TASK
Leave out the pictures and restate the rest of the data exactly.

Records that describe figures
------------------------

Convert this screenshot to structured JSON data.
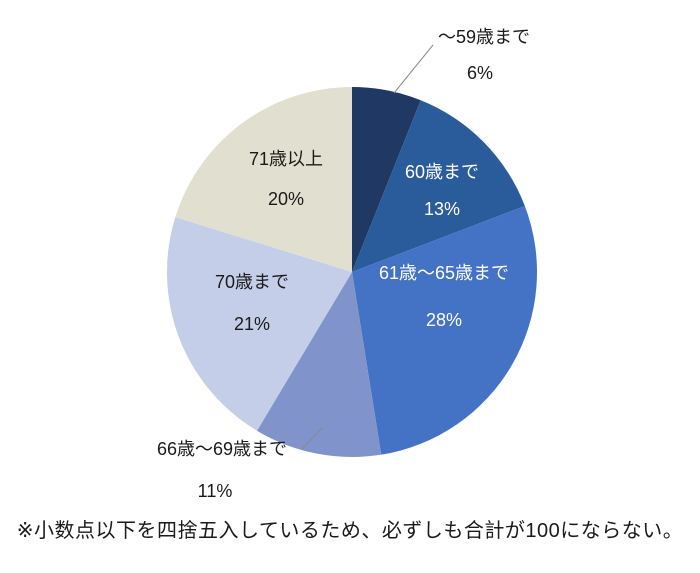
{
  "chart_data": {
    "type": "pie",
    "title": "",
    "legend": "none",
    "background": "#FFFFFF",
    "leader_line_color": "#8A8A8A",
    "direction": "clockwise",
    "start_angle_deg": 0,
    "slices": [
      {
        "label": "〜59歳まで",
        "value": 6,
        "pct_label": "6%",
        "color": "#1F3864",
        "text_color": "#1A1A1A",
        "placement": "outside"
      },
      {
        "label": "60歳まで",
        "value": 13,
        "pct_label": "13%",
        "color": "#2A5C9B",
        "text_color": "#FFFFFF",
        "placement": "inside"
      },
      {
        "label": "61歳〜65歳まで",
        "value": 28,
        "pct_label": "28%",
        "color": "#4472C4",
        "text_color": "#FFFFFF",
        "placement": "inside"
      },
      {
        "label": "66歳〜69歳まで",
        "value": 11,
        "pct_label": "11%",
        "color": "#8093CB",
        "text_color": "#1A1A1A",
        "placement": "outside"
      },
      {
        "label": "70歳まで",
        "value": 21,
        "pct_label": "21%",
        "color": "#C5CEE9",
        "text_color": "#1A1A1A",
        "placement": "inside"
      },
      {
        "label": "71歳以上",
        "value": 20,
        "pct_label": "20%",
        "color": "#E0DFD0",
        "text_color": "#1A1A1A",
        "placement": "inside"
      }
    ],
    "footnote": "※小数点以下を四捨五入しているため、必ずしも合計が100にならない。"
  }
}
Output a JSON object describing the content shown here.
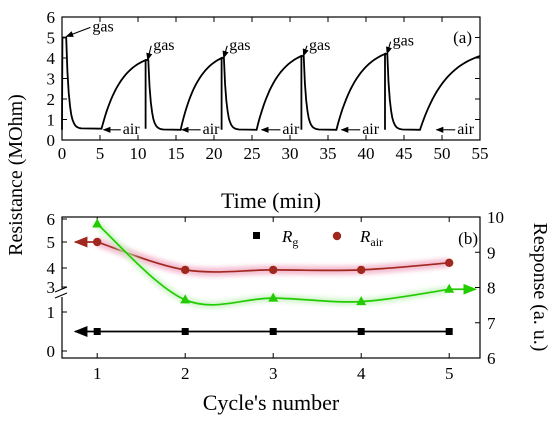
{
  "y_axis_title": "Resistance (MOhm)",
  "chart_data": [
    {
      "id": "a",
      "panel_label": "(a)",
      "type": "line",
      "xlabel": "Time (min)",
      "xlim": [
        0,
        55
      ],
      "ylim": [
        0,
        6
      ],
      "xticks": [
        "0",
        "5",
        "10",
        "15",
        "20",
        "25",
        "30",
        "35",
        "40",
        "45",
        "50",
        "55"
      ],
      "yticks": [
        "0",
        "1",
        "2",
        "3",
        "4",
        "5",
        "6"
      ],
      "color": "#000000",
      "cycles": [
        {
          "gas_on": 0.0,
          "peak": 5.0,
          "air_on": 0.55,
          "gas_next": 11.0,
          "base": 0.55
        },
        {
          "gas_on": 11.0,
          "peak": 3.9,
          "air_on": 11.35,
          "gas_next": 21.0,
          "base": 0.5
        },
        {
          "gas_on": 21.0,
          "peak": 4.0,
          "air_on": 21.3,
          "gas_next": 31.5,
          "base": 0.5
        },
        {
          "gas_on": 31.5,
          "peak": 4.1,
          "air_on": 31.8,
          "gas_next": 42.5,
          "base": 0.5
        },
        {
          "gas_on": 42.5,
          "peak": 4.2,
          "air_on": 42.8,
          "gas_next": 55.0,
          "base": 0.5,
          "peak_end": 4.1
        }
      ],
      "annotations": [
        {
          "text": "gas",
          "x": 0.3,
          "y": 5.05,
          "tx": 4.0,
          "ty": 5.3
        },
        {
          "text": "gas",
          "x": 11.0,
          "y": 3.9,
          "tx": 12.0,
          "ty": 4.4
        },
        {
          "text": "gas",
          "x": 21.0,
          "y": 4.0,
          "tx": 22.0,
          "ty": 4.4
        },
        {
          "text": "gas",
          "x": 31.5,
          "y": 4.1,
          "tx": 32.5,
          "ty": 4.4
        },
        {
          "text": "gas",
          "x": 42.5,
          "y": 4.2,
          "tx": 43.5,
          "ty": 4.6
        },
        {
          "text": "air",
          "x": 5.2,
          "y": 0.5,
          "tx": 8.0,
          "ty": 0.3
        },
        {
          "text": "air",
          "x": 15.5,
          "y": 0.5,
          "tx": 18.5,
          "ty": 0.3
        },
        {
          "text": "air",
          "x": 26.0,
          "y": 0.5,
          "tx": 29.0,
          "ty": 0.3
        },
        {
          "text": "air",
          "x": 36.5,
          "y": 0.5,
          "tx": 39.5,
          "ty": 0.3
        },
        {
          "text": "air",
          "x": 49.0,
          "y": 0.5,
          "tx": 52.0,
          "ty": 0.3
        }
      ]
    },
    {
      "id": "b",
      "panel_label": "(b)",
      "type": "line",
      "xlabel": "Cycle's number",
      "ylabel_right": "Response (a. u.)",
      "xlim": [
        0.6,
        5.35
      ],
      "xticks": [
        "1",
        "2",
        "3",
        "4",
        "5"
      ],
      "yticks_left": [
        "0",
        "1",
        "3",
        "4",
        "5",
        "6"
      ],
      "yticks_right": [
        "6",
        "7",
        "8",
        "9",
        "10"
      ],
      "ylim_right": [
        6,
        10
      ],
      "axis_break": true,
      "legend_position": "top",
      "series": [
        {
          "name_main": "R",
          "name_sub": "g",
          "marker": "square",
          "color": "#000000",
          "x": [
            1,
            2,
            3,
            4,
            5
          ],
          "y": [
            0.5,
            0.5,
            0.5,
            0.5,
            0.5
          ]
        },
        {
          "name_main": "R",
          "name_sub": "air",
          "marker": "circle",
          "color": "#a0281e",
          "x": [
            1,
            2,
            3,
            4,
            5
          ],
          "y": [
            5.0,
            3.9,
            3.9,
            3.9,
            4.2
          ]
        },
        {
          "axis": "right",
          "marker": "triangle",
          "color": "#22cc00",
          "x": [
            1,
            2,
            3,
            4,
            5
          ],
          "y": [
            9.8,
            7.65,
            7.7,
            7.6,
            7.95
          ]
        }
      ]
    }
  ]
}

------------------------

EXERCISE SOLUTION
Convert this screenshot to structured JSON data.
{
  "chart_data": {
    "type": "pie",
    "title": "",
    "legend": "none",
    "background": "#FFFFFF",
    "leader_line_color": "#8A8A8A",
    "direction": "clockwise",
    "start_angle_deg": 0,
    "slices": [
      {
        "label": "〜59歳まで",
        "value": 6,
        "pct_label": "6%",
        "color": "#1F3864",
        "text_color": "#1A1A1A",
        "placement": "outside"
      },
      {
        "label": "60歳まで",
        "value": 13,
        "pct_label": "13%",
        "color": "#2A5C9B",
        "text_color": "#FFFFFF",
        "placement": "inside"
      },
      {
        "label": "61歳〜65歳まで",
        "value": 28,
        "pct_label": "28%",
        "color": "#4472C4",
        "text_color": "#FFFFFF",
        "placement": "inside"
      },
      {
        "label": "66歳〜69歳まで",
        "value": 11,
        "pct_label": "11%",
        "color": "#8093CB",
        "text_color": "#1A1A1A",
        "placement": "outside"
      },
      {
        "label": "70歳まで",
        "value": 21,
        "pct_label": "21%",
        "color": "#C5CEE9",
        "text_color": "#1A1A1A",
        "placement": "inside"
      },
      {
        "label": "71歳以上",
        "value": 20,
        "pct_label": "20%",
        "color": "#E0DFD0",
        "text_color": "#1A1A1A",
        "placement": "inside"
      }
    ],
    "footnote": "※小数点以下を四捨五入しているため、必ずしも合計が100にならない。"
  }
}
Output a JSON object describing the content shown here.
{
  "y_axis_title": "Resistance (MOhm)",
  "chart_data": [
    {
      "id": "a",
      "panel_label": "(a)",
      "type": "line",
      "xlabel": "Time (min)",
      "xlim": [
        0,
        55
      ],
      "ylim": [
        0,
        6
      ],
      "xticks": [
        "0",
        "5",
        "10",
        "15",
        "20",
        "25",
        "30",
        "35",
        "40",
        "45",
        "50",
        "55"
      ],
      "yticks": [
        "0",
        "1",
        "2",
        "3",
        "4",
        "5",
        "6"
      ],
      "color": "#000000",
      "cycles": [
        {
          "gas_on": 0.0,
          "peak": 5.0,
          "air_on": 0.55,
          "gas_next": 11.0,
          "base": 0.55
        },
        {
          "gas_on": 11.0,
          "peak": 3.9,
          "air_on": 11.35,
          "gas_next": 21.0,
          "base": 0.5
        },
        {
          "gas_on": 21.0,
          "peak": 4.0,
          "air_on": 21.3,
          "gas_next": 31.5,
          "base": 0.5
        },
        {
          "gas_on": 31.5,
          "peak": 4.1,
          "air_on": 31.8,
          "gas_next": 42.5,
          "base": 0.5
        },
        {
          "gas_on": 42.5,
          "peak": 4.2,
          "air_on": 42.8,
          "gas_next": 55.0,
          "base": 0.5,
          "peak_end": 4.1
        }
      ],
      "annotations": [
        {
          "text": "gas",
          "x": 0.3,
          "y": 5.05,
          "tx": 4.0,
          "ty": 5.3
        },
        {
          "text": "gas",
          "x": 11.0,
          "y": 3.9,
          "tx": 12.0,
          "ty": 4.4
        },
        {
          "text": "gas",
          "x": 21.0,
          "y": 4.0,
          "tx": 22.0,
          "ty": 4.4
        },
        {
          "text": "gas",
          "x": 31.5,
          "y": 4.1,
          "tx": 32.5,
          "ty": 4.4
        },
        {
          "text": "gas",
          "x": 42.5,
          "y": 4.2,
          "tx": 43.5,
          "ty": 4.6
        },
        {
          "text": "air",
          "x": 5.2,
          "y": 0.5,
          "tx": 8.0,
          "ty": 0.3
        },
        {
          "text": "air",
          "x": 15.5,
          "y": 0.5,
          "tx": 18.5,
          "ty": 0.3
        },
        {
          "text": "air",
          "x": 26.0,
          "y": 0.5,
          "tx": 29.0,
          "ty": 0.3
        },
        {
          "text": "air",
          "x": 36.5,
          "y": 0.5,
          "tx": 39.5,
          "ty": 0.3
        },
        {
          "text": "air",
          "x": 49.0,
          "y": 0.5,
          "tx": 52.0,
          "ty": 0.3
        }
      ]
    },
    {
      "id": "b",
      "panel_label": "(b)",
      "type": "line",
      "xlabel": "Cycle's number",
      "ylabel_right": "Response (a. u.)",
      "xlim": [
        0.6,
        5.35
      ],
      "xticks": [
        "1",
        "2",
        "3",
        "4",
        "5"
      ],
      "yticks_left": [
        "0",
        "1",
        "3",
        "4",
        "5",
        "6"
      ],
      "yticks_right": [
        "6",
        "7",
        "8",
        "9",
        "10"
      ],
      "ylim_right": [
        6,
        10
      ],
      "axis_break": true,
      "legend_position": "top",
      "series": [
        {
          "name_main": "R",
          "name_sub": "g",
          "marker": "square",
          "color": "#000000",
          "x": [
            1,
            2,
            3,
            4,
            5
          ],
          "y": [
            0.5,
            0.5,
            0.5,
            0.5,
            0.5
          ]
        },
        {
          "name_main": "R",
          "name_sub": "air",
          "marker": "circle",
          "color": "#a0281e",
          "x": [
            1,
            2,
            3,
            4,
            5
          ],
          "y": [
            5.0,
            3.9,
            3.9,
            3.9,
            4.2
          ]
        },
        {
          "axis": "right",
          "marker": "triangle",
          "color": "#22cc00",
          "x": [
            1,
            2,
            3,
            4,
            5
          ],
          "y": [
            9.8,
            7.65,
            7.7,
            7.6,
            7.95
          ]
        }
      ]
    }
  ]
}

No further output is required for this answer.